**What you should do:**
Skip the pictures and extract all of the lines exactly as written.

**Listed entries:**
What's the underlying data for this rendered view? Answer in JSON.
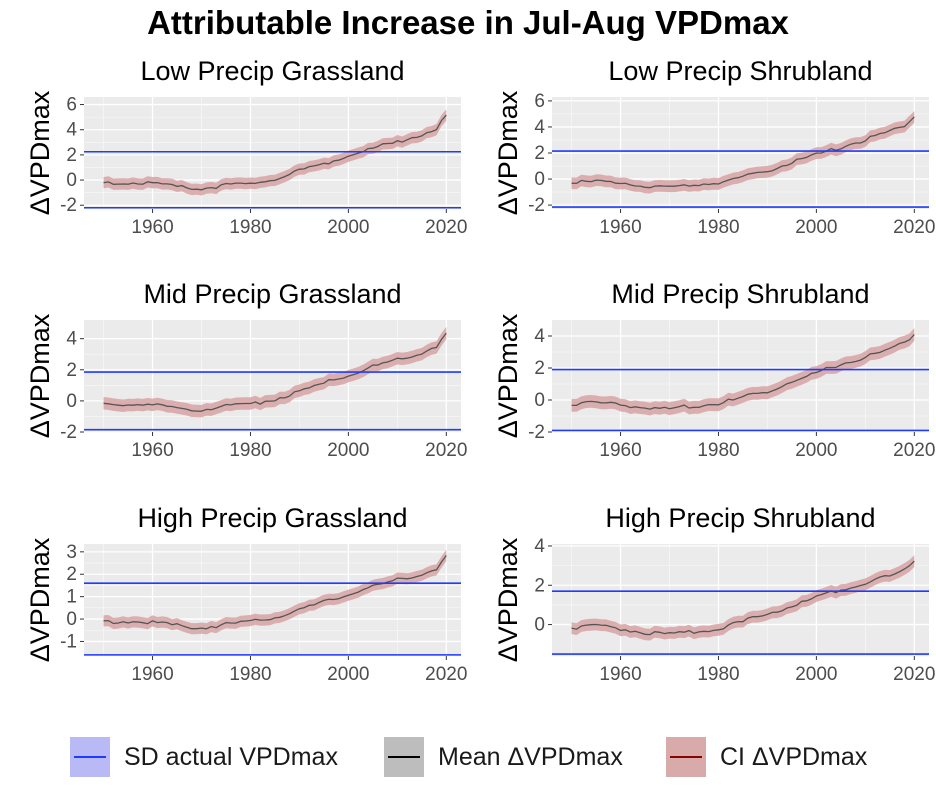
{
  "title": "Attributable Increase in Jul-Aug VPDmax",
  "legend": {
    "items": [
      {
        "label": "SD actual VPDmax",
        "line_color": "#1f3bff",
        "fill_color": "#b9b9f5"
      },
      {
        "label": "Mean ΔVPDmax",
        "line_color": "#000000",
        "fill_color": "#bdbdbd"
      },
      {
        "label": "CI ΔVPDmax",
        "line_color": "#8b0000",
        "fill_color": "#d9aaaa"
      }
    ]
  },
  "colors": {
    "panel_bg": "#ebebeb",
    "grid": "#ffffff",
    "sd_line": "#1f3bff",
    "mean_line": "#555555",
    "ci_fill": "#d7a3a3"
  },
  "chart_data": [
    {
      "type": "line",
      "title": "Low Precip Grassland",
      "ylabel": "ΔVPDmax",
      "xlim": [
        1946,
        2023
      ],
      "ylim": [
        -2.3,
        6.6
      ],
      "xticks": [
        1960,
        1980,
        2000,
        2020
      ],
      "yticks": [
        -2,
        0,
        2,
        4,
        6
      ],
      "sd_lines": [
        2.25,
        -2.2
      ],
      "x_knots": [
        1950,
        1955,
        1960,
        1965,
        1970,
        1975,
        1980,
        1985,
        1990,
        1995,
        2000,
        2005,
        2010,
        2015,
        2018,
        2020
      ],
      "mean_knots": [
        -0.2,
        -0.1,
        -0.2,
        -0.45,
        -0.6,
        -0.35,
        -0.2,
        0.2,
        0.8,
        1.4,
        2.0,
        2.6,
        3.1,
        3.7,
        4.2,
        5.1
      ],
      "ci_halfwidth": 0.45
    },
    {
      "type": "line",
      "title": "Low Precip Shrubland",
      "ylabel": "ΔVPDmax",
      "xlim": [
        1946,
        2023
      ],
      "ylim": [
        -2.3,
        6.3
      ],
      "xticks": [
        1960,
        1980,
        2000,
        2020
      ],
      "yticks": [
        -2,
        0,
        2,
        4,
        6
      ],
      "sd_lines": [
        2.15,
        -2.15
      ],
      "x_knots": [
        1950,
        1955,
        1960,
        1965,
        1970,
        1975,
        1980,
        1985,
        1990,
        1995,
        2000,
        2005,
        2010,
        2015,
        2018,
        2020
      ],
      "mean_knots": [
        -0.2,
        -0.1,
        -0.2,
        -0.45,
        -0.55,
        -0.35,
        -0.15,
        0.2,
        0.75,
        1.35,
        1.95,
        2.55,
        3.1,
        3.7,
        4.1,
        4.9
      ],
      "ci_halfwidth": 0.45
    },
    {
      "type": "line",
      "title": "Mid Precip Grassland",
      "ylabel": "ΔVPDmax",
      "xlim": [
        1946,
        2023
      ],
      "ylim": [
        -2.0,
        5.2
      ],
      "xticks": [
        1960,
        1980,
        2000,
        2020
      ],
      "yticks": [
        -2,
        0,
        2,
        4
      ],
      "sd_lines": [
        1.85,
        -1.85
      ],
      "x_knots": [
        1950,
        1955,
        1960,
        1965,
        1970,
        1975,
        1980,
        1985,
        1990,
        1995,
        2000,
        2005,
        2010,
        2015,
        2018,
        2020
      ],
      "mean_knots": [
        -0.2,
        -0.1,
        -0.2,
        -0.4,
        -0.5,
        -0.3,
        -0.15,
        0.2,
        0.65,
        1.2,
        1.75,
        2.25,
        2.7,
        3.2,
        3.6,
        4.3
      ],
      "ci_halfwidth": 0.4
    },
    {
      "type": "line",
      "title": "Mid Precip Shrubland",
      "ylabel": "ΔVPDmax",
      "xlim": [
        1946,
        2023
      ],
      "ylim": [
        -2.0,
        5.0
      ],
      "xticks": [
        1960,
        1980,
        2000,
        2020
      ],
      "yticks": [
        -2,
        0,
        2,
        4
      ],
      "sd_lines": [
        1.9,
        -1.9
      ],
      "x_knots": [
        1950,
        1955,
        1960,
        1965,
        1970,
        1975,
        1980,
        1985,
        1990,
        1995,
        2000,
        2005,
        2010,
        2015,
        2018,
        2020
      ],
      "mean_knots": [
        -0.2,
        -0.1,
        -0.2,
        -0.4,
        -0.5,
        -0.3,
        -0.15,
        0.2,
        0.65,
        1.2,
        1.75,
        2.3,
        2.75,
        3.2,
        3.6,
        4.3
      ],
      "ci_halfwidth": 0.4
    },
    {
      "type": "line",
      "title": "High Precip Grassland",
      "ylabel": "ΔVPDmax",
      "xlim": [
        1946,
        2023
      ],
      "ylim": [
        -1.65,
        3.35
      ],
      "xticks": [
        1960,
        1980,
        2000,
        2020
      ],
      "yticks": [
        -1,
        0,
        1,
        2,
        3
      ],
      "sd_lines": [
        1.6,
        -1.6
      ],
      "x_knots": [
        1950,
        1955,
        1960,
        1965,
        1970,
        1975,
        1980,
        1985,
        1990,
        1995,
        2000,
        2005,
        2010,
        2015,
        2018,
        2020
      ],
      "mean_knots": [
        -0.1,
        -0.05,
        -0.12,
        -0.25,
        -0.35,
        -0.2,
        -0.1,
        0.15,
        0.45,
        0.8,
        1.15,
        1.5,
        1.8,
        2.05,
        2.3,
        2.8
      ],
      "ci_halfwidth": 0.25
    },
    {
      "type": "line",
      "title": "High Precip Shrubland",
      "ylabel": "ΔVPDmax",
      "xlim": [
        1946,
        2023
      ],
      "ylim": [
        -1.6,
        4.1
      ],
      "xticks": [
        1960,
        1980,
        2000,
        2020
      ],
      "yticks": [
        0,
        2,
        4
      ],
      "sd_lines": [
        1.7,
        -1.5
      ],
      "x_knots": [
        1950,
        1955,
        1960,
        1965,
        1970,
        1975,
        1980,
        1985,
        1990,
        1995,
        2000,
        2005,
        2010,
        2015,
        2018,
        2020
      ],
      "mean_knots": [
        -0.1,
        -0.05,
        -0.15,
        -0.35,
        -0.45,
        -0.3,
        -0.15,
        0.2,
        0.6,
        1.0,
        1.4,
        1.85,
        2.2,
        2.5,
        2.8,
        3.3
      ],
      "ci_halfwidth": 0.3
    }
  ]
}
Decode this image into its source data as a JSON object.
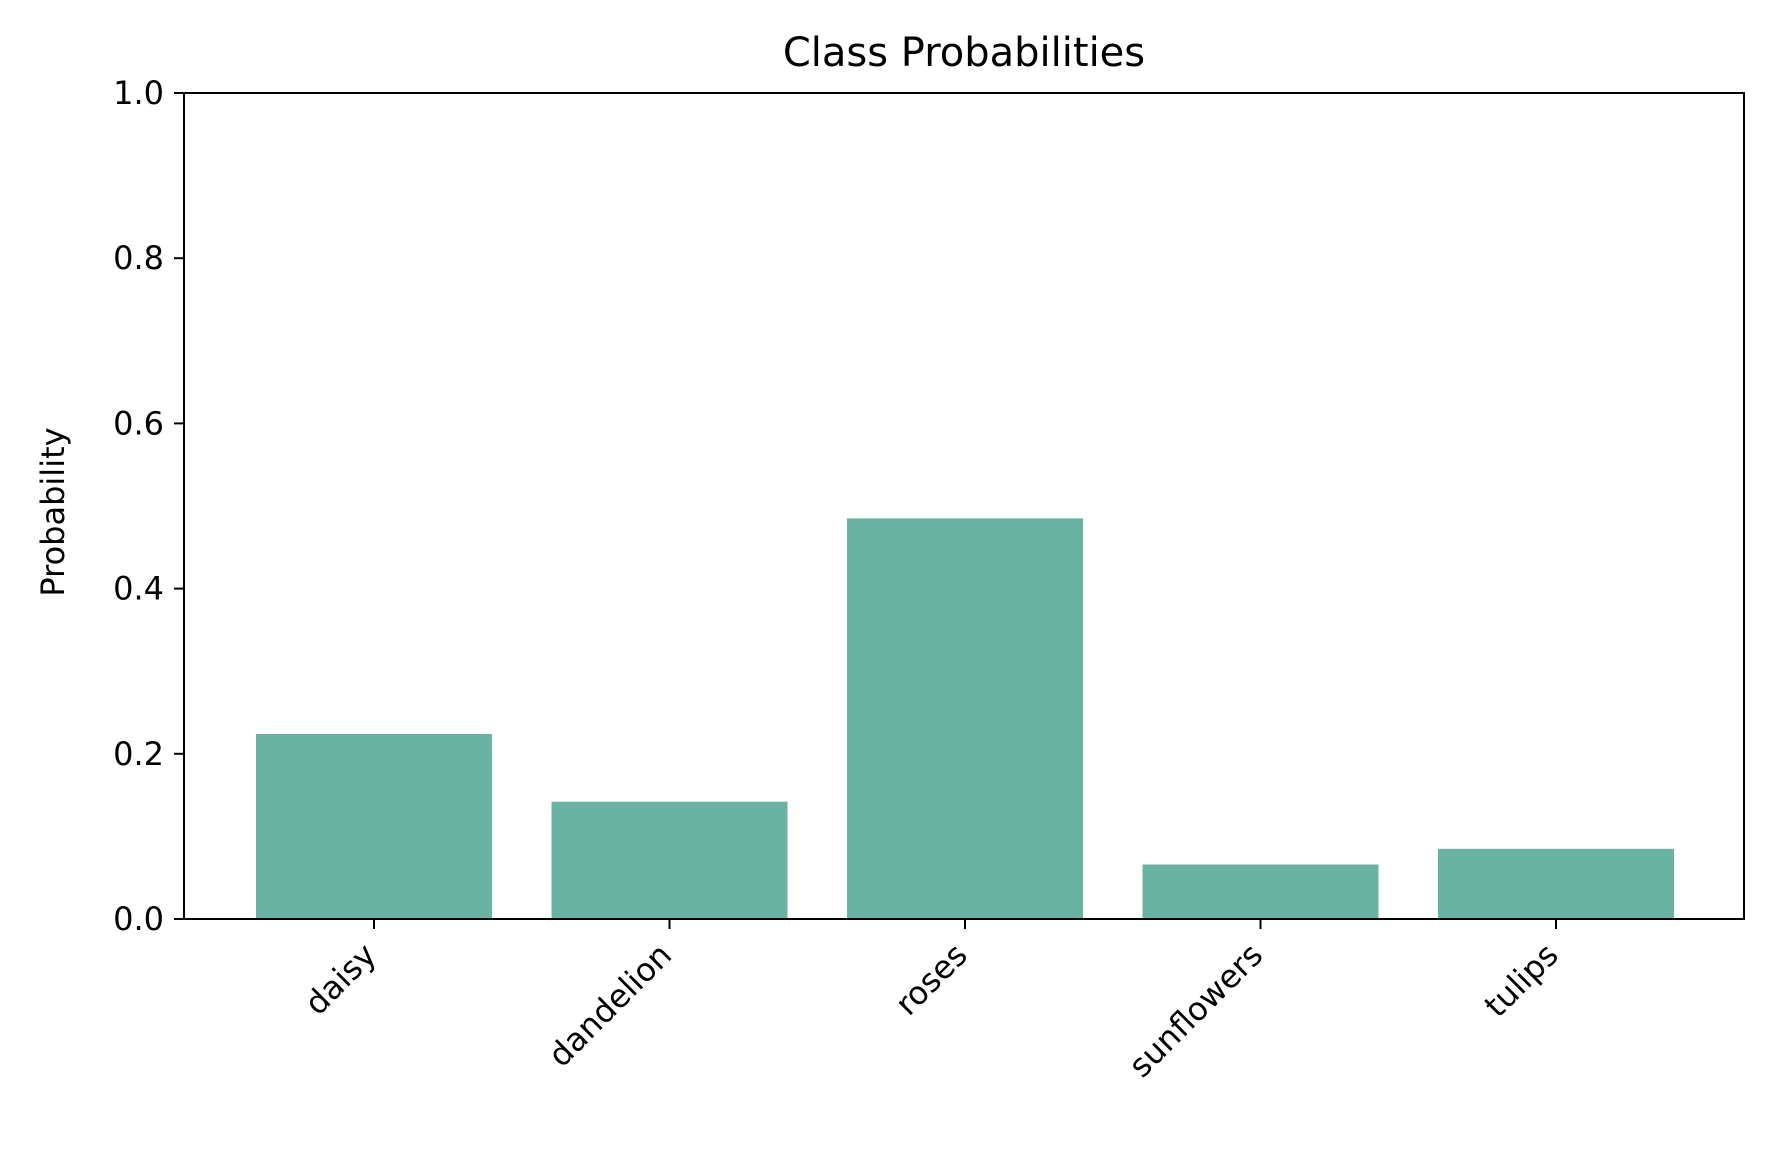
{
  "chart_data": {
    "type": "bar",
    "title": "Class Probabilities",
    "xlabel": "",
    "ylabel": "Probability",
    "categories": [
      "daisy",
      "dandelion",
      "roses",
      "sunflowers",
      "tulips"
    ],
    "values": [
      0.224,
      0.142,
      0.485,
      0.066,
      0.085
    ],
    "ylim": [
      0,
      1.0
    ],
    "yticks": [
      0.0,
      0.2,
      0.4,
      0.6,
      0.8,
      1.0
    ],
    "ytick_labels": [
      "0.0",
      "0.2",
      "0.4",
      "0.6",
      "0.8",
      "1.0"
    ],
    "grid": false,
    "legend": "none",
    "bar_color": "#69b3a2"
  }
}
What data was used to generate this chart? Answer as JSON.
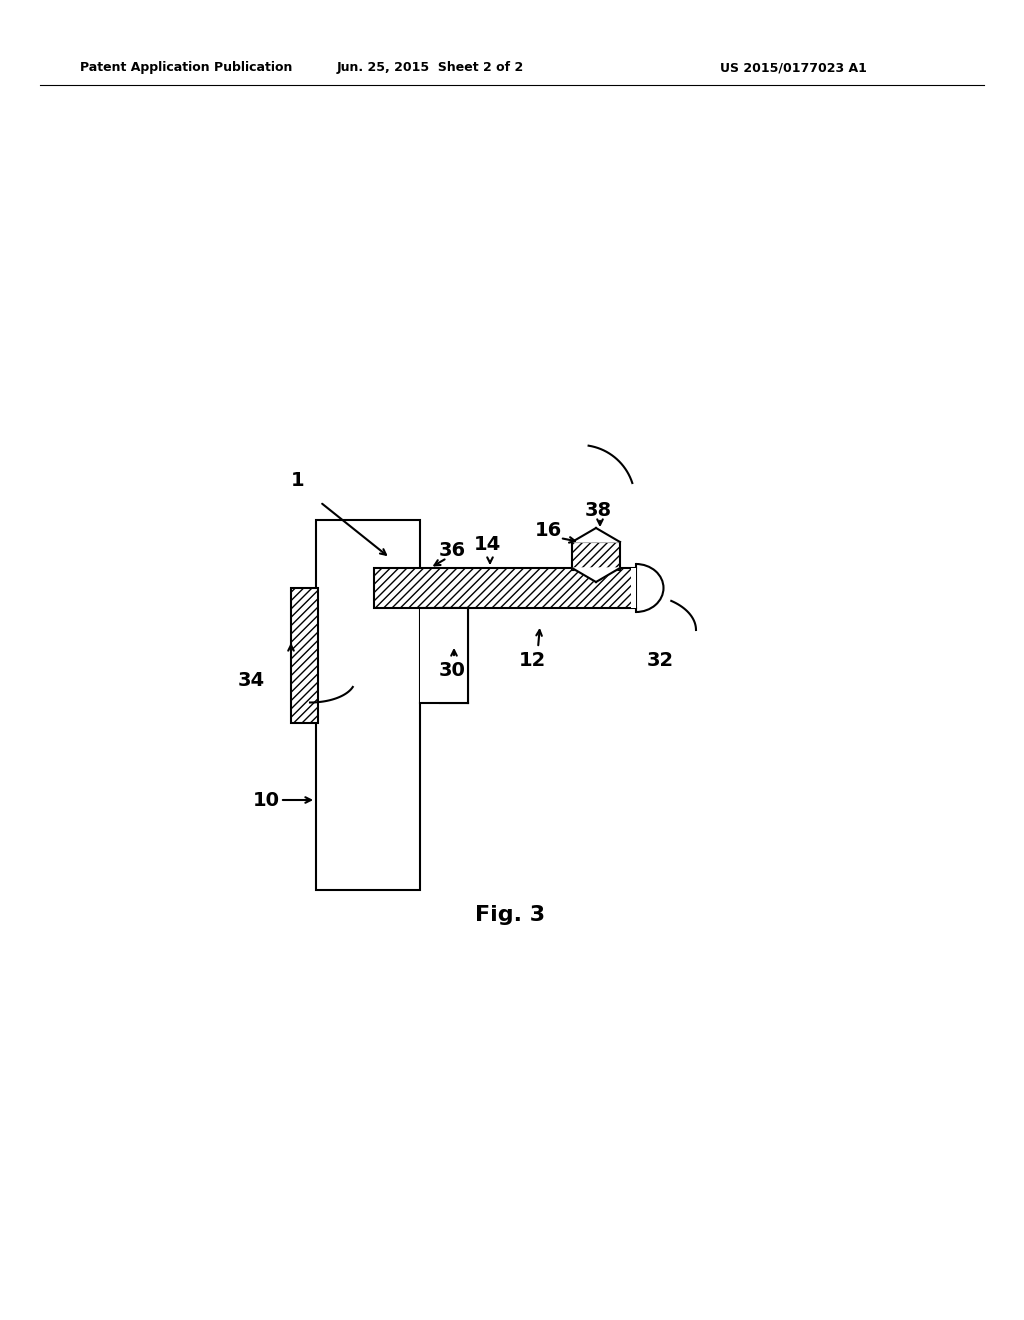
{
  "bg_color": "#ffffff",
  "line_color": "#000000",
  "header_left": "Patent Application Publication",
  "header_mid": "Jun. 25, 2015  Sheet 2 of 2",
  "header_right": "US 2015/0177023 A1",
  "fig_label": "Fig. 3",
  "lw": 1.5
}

**Solution to this exercise:**
What's the underlying data for this rendered view? Answer in JSON.
{
  "title": "Attributable Increase in Jul-Aug VPDmax",
  "legend": {
    "items": [
      {
        "label": "SD actual VPDmax",
        "line_color": "#1f3bff",
        "fill_color": "#b9b9f5"
      },
      {
        "label": "Mean ΔVPDmax",
        "line_color": "#000000",
        "fill_color": "#bdbdbd"
      },
      {
        "label": "CI ΔVPDmax",
        "line_color": "#8b0000",
        "fill_color": "#d9aaaa"
      }
    ]
  },
  "colors": {
    "panel_bg": "#ebebeb",
    "grid": "#ffffff",
    "sd_line": "#1f3bff",
    "mean_line": "#555555",
    "ci_fill": "#d7a3a3"
  },
  "chart_data": [
    {
      "type": "line",
      "title": "Low Precip Grassland",
      "ylabel": "ΔVPDmax",
      "xlim": [
        1946,
        2023
      ],
      "ylim": [
        -2.3,
        6.6
      ],
      "xticks": [
        1960,
        1980,
        2000,
        2020
      ],
      "yticks": [
        -2,
        0,
        2,
        4,
        6
      ],
      "sd_lines": [
        2.25,
        -2.2
      ],
      "x_knots": [
        1950,
        1955,
        1960,
        1965,
        1970,
        1975,
        1980,
        1985,
        1990,
        1995,
        2000,
        2005,
        2010,
        2015,
        2018,
        2020
      ],
      "mean_knots": [
        -0.2,
        -0.1,
        -0.2,
        -0.45,
        -0.6,
        -0.35,
        -0.2,
        0.2,
        0.8,
        1.4,
        2.0,
        2.6,
        3.1,
        3.7,
        4.2,
        5.1
      ],
      "ci_halfwidth": 0.45
    },
    {
      "type": "line",
      "title": "Low Precip Shrubland",
      "ylabel": "ΔVPDmax",
      "xlim": [
        1946,
        2023
      ],
      "ylim": [
        -2.3,
        6.3
      ],
      "xticks": [
        1960,
        1980,
        2000,
        2020
      ],
      "yticks": [
        -2,
        0,
        2,
        4,
        6
      ],
      "sd_lines": [
        2.15,
        -2.15
      ],
      "x_knots": [
        1950,
        1955,
        1960,
        1965,
        1970,
        1975,
        1980,
        1985,
        1990,
        1995,
        2000,
        2005,
        2010,
        2015,
        2018,
        2020
      ],
      "mean_knots": [
        -0.2,
        -0.1,
        -0.2,
        -0.45,
        -0.55,
        -0.35,
        -0.15,
        0.2,
        0.75,
        1.35,
        1.95,
        2.55,
        3.1,
        3.7,
        4.1,
        4.9
      ],
      "ci_halfwidth": 0.45
    },
    {
      "type": "line",
      "title": "Mid Precip Grassland",
      "ylabel": "ΔVPDmax",
      "xlim": [
        1946,
        2023
      ],
      "ylim": [
        -2.0,
        5.2
      ],
      "xticks": [
        1960,
        1980,
        2000,
        2020
      ],
      "yticks": [
        -2,
        0,
        2,
        4
      ],
      "sd_lines": [
        1.85,
        -1.85
      ],
      "x_knots": [
        1950,
        1955,
        1960,
        1965,
        1970,
        1975,
        1980,
        1985,
        1990,
        1995,
        2000,
        2005,
        2010,
        2015,
        2018,
        2020
      ],
      "mean_knots": [
        -0.2,
        -0.1,
        -0.2,
        -0.4,
        -0.5,
        -0.3,
        -0.15,
        0.2,
        0.65,
        1.2,
        1.75,
        2.25,
        2.7,
        3.2,
        3.6,
        4.3
      ],
      "ci_halfwidth": 0.4
    },
    {
      "type": "line",
      "title": "Mid Precip Shrubland",
      "ylabel": "ΔVPDmax",
      "xlim": [
        1946,
        2023
      ],
      "ylim": [
        -2.0,
        5.0
      ],
      "xticks": [
        1960,
        1980,
        2000,
        2020
      ],
      "yticks": [
        -2,
        0,
        2,
        4
      ],
      "sd_lines": [
        1.9,
        -1.9
      ],
      "x_knots": [
        1950,
        1955,
        1960,
        1965,
        1970,
        1975,
        1980,
        1985,
        1990,
        1995,
        2000,
        2005,
        2010,
        2015,
        2018,
        2020
      ],
      "mean_knots": [
        -0.2,
        -0.1,
        -0.2,
        -0.4,
        -0.5,
        -0.3,
        -0.15,
        0.2,
        0.65,
        1.2,
        1.75,
        2.3,
        2.75,
        3.2,
        3.6,
        4.3
      ],
      "ci_halfwidth": 0.4
    },
    {
      "type": "line",
      "title": "High Precip Grassland",
      "ylabel": "ΔVPDmax",
      "xlim": [
        1946,
        2023
      ],
      "ylim": [
        -1.65,
        3.35
      ],
      "xticks": [
        1960,
        1980,
        2000,
        2020
      ],
      "yticks": [
        -1,
        0,
        1,
        2,
        3
      ],
      "sd_lines": [
        1.6,
        -1.6
      ],
      "x_knots": [
        1950,
        1955,
        1960,
        1965,
        1970,
        1975,
        1980,
        1985,
        1990,
        1995,
        2000,
        2005,
        2010,
        2015,
        2018,
        2020
      ],
      "mean_knots": [
        -0.1,
        -0.05,
        -0.12,
        -0.25,
        -0.35,
        -0.2,
        -0.1,
        0.15,
        0.45,
        0.8,
        1.15,
        1.5,
        1.8,
        2.05,
        2.3,
        2.8
      ],
      "ci_halfwidth": 0.25
    },
    {
      "type": "line",
      "title": "High Precip Shrubland",
      "ylabel": "ΔVPDmax",
      "xlim": [
        1946,
        2023
      ],
      "ylim": [
        -1.6,
        4.1
      ],
      "xticks": [
        1960,
        1980,
        2000,
        2020
      ],
      "yticks": [
        0,
        2,
        4
      ],
      "sd_lines": [
        1.7,
        -1.5
      ],
      "x_knots": [
        1950,
        1955,
        1960,
        1965,
        1970,
        1975,
        1980,
        1985,
        1990,
        1995,
        2000,
        2005,
        2010,
        2015,
        2018,
        2020
      ],
      "mean_knots": [
        -0.1,
        -0.05,
        -0.15,
        -0.35,
        -0.45,
        -0.3,
        -0.15,
        0.2,
        0.6,
        1.0,
        1.4,
        1.85,
        2.2,
        2.5,
        2.8,
        3.3
      ],
      "ci_halfwidth": 0.3
    }
  ]
}
Decode this image into its source data as a JSON object.
{
  "chart_data": {
    "type": "bar",
    "title": "Class Probabilities",
    "xlabel": "",
    "ylabel": "Probability",
    "categories": [
      "daisy",
      "dandelion",
      "roses",
      "sunflowers",
      "tulips"
    ],
    "values": [
      0.224,
      0.142,
      0.485,
      0.066,
      0.085
    ],
    "ylim": [
      0,
      1.0
    ],
    "yticks": [
      0.0,
      0.2,
      0.4,
      0.6,
      0.8,
      1.0
    ],
    "ytick_labels": [
      "0.0",
      "0.2",
      "0.4",
      "0.6",
      "0.8",
      "1.0"
    ],
    "grid": false,
    "legend": "none",
    "bar_color": "#69b3a2"
  }
}
What data was used to generate this chart? Answer as JSON.
{
  "bg_color": "#ffffff",
  "line_color": "#000000",
  "header_left": "Patent Application Publication",
  "header_mid": "Jun. 25, 2015  Sheet 2 of 2",
  "header_right": "US 2015/0177023 A1",
  "fig_label": "Fig. 3",
  "lw": 1.5
}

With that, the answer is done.